===== Page text =====

As educators nationwide grapple with a digital divide that leaves millions of children who don’t have high-speed home internet access behind at school, a new survey suggests middle school students with limited tech exposure worry about their ability to compete in the future.

More than half of surveyed middle school students who say their schools lack new technology reported feeling stressed or even depressed about their ability to be successful, according to results of a new nationwide survey conducted on behalf of the Verizon Foundation, the philanthropic arm of telecommunications giant Verizon Communications.

“What the research tells us is a lot of kids lack confidence in their ability to be successful in a tech-driven economy,” said Justina Nixon-Saintil, Verizon’s director for corporate social responsibility. “You have middle school students aged 11 to 13 who already understand that they’re in a situation where their school may not be providing everything they need. They know their schools are underresourced, and that actually causes them anxiety.”

Overall, the survey results painted a stark picture for children who attend low-income schools, suggesting that kids as young as 11 feel they’re being left behind as more-affluent peers are set up for success. While 90 percent of surveyed middle schoolers agreed that “providing students with technology creates a more even playing field,” 32 percent said their schools lag behind in getting new technology, and 79 percent believed their peers “will be more successful as adults just because of where they go to school now.”

The results were released just days before the Federal Communications Commission is set to vote on whether to repeal landmark net neutrality rules, adopted in 2015, that prevent broadband providers — like Verizon — from blocking or establishing “paid prioritization” of online content.

Opponents of the rollback say it could harm schools that serve low-income students while benefiting large internet service providers like AT&T, Comcast, and Verizon. Education leaders say the move could hurt schools that rely on free online content, which could slow to a crawl as costly services receive a boost. They also worry that new education technology companies could be gutted as better-resourced content providers reap the benefits.

FCC Chairman Ajit Pai, a former Verizon attorney, maintains that a rollback would increase access to broadband services, dismissing claims by critics as “fearmongering.” Kathy Grillo, Verizon’s senior vice president and deputy general counsel of public and government affairs, backs Pai’s efforts to roll back net neutrality. In a news release, Grillo said the internet has flourished for decades under a regulatory approach “that allowed it to operate, grow, and succeed free of unnecessary government controls.”

===== Data extract =====

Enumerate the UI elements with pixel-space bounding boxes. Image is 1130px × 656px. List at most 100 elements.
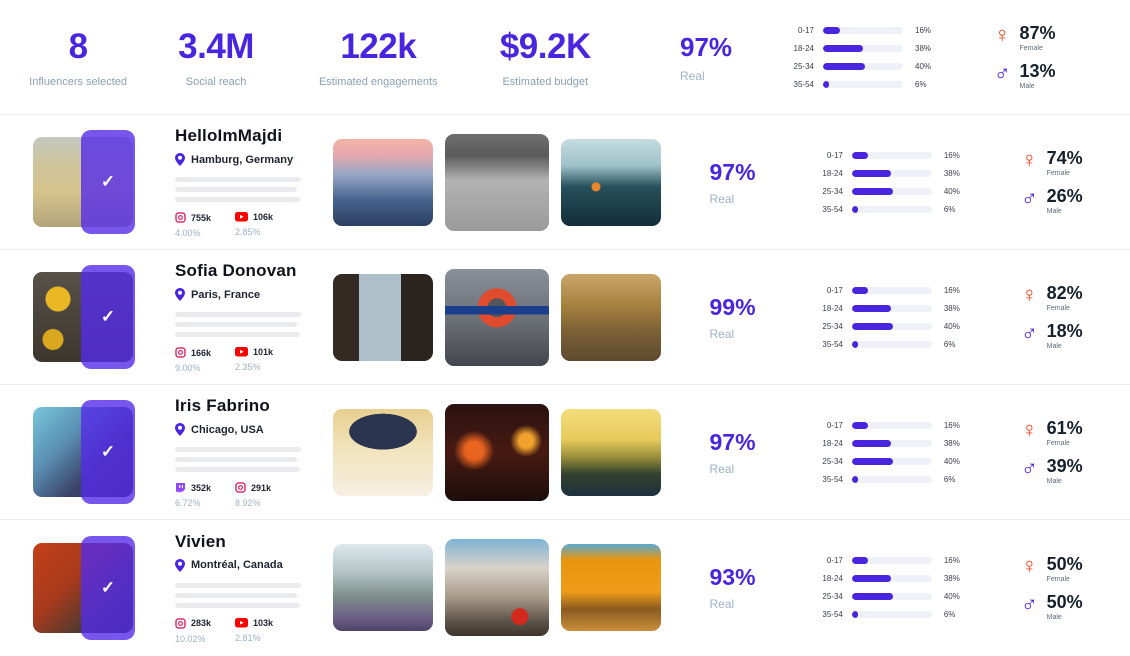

=====

Task brief:
Proceed with the article on the student technology survey and net neutrality, picking up after its final sentence. None of the listing is needed here.

Answer to the exercise:
In a statement, American Library Association President Jim Neal called the existing net neutrality rules essential. “Now that the internet has become the primary mechanism for delivering information, services, and applications to the general public, it is especially important that commercial internet service providers are not able to control or manipulate the content of these communications,” he said.

Nixon-Saintil said her division at Verizon has not engaged in the net neutrality conversation. The new report, she said, is designed to help inform the Verizon Innovative Learning initiative, an effort that equips middle school students and teachers in low-income schools with tablets and data plans to facilitate internet access both at home and at school. The initiative also trains teachers to incorporate technology in their classrooms and hosts student learning opportunities that promote careers in science, technology, engineering, and mathematics.

Since 2012, Verizon has committed $160 million to provide computer access to 300,000 students in 74 high-poverty schools across the country, Nixon-Saintil said, and they’re aiming to add 26 more by the end of fall 2018. “Our motivation is really around leveling the playing field,” she said. “We know that a lot of students, especially those in low-income schools and neighborhoods and those who are just underrepresented in the tech fields — girls, minority males — they don’t always have access to the tools they need to be successful.”

About a quarter of the initiative’s students go home to unreliable broadband service, she said. Nationally, about 5 million households with school-age children do not have access to high-speed internet at home, according to a recent Pew Research Center analysis. Low-income households and black and Hispanic families, in particular, are overrepresented in this “homework gap.” Nearly a third of families who make less than $50,000 a year lack high-speed internet access at home — a rate four times as high as for those with incomes greater than $50,000.

The Verizon survey was conducted by the market research institute GfK and was provided exclusively to The 74 before it was publicly released. The online survey of middle school students, their parents, and teachers was conducted Aug. 10–28 and included a statistically representative nationwide sample, including 507 parents and their middle school children, and 201 middle school teachers. The survey has a margin of error of plus or minus 4.99 percentage points.